Gabapentin reverses mechanical allodynia induced by sciatic nerve ischemia and formalin-induced nociception in mice.

The anticonvulsant drug gabapentin has been demonstrated to alleviate symptoms of painful diabetic neuropathy as well as other types of neuropathic pain. The aim of the present study was to investigate the effect of gabapentin in a recently developed mouse model of peripheral neuropathy. This model is based on a photochemical ischemic lesion of the sciatic nerve generated by laser-induced activation of the photosensitizing dye erythrosin B. Following laser irradiation of the sciatic nerve for 2, 5, or 10 min, tactile allodynia was observed during at least 3 weeks. The degree of allodynia was most marked following 10 min of irradiation. Subcutaneous administration of gabapentin [175–300 μmol/kg (∼30–51 mg/kg), cumulative doses, at 1-h intervals] significantly reversed tactile allodynia induced by 10-min laser irradiation. The maximal dose of gabapentin increased the withdrawal threshold from ∼0.55 to ∼1.85 g (i.e., about 77% of the threshold in normal animals, ∼2.4 g). Gabapentin did not affect the tactile withdrawal threshold in intact animals. A dose of gabapentin (100 μmol/kg, sc) that had no effect on allodynia was found to significantly reduce the pain behavior during phase 2 of the formalin test. The present study demonstrates that systemic administration of gabapentin suppresses both allodynia induced by an ischemic lesion of the sciatic nerve and pain behavior in the formalin test.

— Exercise directions —
Copy out the whole abstract on gabapentin and nerve pain in mice, word for word. The data that comes next is separate material and has nothing to do with the gabapentin study.

— Data provided —
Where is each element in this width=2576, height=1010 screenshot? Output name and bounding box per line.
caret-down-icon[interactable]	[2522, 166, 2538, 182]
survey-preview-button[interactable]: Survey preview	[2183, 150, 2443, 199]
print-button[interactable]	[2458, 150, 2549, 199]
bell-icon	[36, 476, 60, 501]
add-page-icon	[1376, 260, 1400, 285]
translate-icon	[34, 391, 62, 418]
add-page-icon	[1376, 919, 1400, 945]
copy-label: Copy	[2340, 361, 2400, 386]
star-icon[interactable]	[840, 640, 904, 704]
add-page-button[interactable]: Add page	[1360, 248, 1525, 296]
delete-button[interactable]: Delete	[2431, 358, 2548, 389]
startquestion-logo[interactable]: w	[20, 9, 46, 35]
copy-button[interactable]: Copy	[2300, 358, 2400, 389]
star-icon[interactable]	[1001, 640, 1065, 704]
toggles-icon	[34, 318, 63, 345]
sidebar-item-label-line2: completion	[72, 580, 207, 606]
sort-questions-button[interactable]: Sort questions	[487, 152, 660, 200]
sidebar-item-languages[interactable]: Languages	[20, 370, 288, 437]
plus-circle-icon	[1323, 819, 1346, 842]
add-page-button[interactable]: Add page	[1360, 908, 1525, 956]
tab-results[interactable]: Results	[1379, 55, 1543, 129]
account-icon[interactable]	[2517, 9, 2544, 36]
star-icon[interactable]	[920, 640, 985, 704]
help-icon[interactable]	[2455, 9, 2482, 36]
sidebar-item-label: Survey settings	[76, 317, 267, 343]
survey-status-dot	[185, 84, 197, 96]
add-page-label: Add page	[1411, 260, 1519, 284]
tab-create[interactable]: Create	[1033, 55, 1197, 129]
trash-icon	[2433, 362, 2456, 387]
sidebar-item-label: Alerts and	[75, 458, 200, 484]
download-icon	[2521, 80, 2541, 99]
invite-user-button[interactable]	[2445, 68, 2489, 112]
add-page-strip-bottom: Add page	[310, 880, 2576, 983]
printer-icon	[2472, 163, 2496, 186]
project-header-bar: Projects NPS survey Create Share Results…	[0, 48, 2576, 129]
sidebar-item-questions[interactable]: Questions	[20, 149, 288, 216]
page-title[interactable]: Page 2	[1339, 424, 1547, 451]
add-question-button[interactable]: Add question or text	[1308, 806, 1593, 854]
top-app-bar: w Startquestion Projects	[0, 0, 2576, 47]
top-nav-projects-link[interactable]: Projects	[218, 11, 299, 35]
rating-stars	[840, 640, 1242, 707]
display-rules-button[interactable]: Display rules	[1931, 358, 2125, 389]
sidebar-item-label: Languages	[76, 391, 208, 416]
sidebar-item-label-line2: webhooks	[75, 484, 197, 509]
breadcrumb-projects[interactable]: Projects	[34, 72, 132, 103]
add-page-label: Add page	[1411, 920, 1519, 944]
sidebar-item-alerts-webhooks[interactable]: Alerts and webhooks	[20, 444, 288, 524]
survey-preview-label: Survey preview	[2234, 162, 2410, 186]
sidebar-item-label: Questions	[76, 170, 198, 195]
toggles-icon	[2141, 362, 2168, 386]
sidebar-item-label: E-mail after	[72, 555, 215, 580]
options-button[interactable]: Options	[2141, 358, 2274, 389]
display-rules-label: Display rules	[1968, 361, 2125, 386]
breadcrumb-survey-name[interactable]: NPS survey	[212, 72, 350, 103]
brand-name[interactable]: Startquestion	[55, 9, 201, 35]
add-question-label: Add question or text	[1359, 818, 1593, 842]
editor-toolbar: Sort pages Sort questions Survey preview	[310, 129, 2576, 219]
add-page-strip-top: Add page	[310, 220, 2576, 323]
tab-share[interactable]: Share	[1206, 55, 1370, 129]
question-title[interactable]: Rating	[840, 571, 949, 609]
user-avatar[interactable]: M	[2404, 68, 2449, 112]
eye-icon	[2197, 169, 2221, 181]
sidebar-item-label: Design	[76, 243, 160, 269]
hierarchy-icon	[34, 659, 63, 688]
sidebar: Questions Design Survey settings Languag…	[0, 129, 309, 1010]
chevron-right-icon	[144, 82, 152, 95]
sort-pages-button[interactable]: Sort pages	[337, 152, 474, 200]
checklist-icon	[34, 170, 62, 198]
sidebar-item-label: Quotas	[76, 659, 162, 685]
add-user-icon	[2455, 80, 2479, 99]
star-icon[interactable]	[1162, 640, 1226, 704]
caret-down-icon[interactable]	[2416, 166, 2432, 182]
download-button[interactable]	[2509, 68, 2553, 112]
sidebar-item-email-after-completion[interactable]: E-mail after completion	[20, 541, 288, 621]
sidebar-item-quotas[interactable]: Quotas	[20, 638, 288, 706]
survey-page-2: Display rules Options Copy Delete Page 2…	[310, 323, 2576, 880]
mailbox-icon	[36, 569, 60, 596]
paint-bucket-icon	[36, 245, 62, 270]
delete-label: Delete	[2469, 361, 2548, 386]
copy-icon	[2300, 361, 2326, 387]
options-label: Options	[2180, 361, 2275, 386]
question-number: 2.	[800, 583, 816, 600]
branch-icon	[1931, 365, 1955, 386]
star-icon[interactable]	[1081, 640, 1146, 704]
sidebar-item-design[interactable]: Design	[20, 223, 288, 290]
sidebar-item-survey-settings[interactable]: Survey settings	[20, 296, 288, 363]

— Response below —
Gabapentin reverses mechanical allodynia induced by sciatic nerve ischemia and formalin-induced nociception in mice.

The anticonvulsant drug gabapentin has been demonstrated to alleviate symptoms of painful diabetic neuropathy as well as other types of neuropathic pain. The aim of the present study was to investigate the effect of gabapentin in a recently developed mouse model of peripheral neuropathy. This model is based on a photochemical ischemic lesion of the sciatic nerve generated by laser-induced activation of the photosensitizing dye erythrosin B. Following laser irradiation of the sciatic nerve for 2, 5, or 10 min, tactile allodynia was observed during at least 3 weeks. The degree of allodynia was most marked following 10 min of irradiation. Subcutaneous administration of gabapentin [175–300 μmol/kg (∼30–51 mg/kg), cumulative doses, at 1-h intervals] significantly reversed tactile allodynia induced by 10-min laser irradiation. The maximal dose of gabapentin increased the withdrawal threshold from ∼0.55 to ∼1.85 g (i.e., about 77% of the threshold in normal animals, ∼2.4 g). Gabapentin did not affect the tactile withdrawal threshold in intact animals. A dose of gabapentin (100 μmol/kg, sc) that had no effect on allodynia was found to significantly reduce the pain behavior during phase 2 of the formalin test. The present study demonstrates that systemic administration of gabapentin suppresses both allodynia induced by an ischemic lesion of the sciatic nerve and pain behavior in the formalin test.